Exercise task - List each line holding the string "title".

Raw data -

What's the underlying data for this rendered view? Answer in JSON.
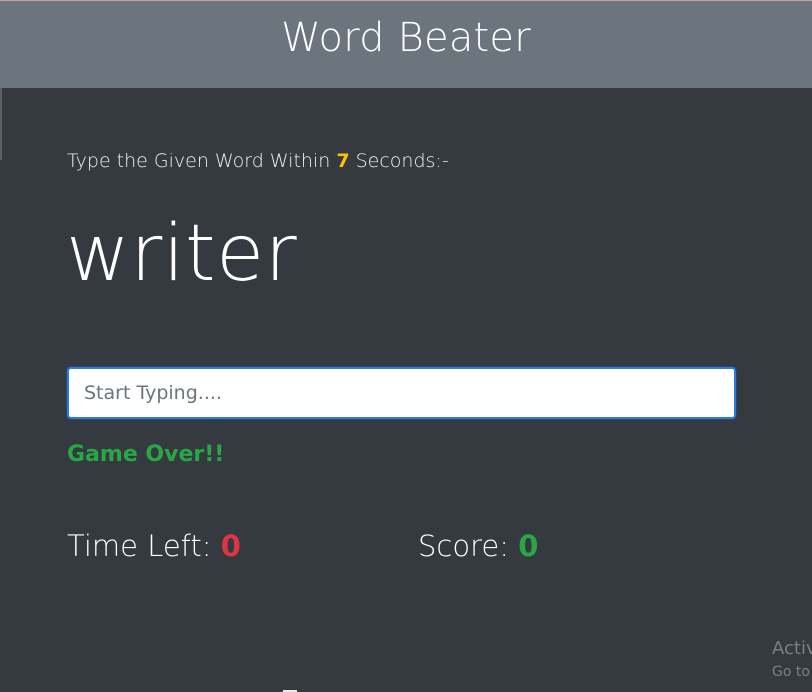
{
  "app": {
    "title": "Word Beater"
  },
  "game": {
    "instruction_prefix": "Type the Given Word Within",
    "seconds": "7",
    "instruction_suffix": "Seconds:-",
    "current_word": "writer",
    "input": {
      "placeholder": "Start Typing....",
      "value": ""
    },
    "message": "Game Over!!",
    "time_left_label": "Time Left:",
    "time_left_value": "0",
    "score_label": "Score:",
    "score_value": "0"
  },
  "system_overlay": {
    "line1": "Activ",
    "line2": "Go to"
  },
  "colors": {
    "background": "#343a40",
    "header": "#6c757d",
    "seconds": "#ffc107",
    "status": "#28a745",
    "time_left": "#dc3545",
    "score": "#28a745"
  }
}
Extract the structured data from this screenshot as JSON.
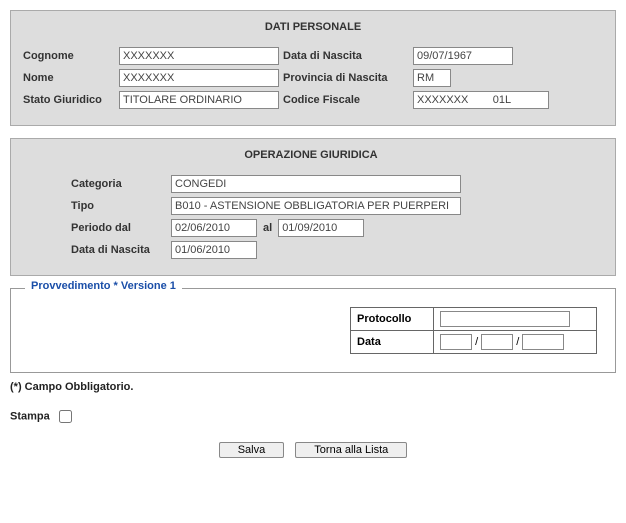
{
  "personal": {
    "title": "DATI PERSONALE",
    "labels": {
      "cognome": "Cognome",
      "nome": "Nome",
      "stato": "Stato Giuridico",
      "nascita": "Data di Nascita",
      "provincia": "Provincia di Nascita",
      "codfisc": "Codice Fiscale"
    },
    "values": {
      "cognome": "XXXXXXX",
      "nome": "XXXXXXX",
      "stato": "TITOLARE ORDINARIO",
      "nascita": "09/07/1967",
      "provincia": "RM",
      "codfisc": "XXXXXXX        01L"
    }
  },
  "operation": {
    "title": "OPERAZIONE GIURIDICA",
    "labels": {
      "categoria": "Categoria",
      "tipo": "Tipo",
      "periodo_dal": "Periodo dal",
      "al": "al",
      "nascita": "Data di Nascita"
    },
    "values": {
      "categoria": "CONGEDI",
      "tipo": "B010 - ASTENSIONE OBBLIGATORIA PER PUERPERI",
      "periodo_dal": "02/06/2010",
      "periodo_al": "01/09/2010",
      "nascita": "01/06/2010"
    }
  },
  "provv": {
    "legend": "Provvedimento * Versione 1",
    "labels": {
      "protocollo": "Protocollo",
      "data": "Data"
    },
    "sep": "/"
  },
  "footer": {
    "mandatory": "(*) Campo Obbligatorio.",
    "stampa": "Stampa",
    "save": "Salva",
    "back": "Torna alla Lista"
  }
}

Completed exercise -
    "title": "Word Beater"
    "title": "DATI PERSONALE",
    "title": "OPERAZIONE GIURIDICA",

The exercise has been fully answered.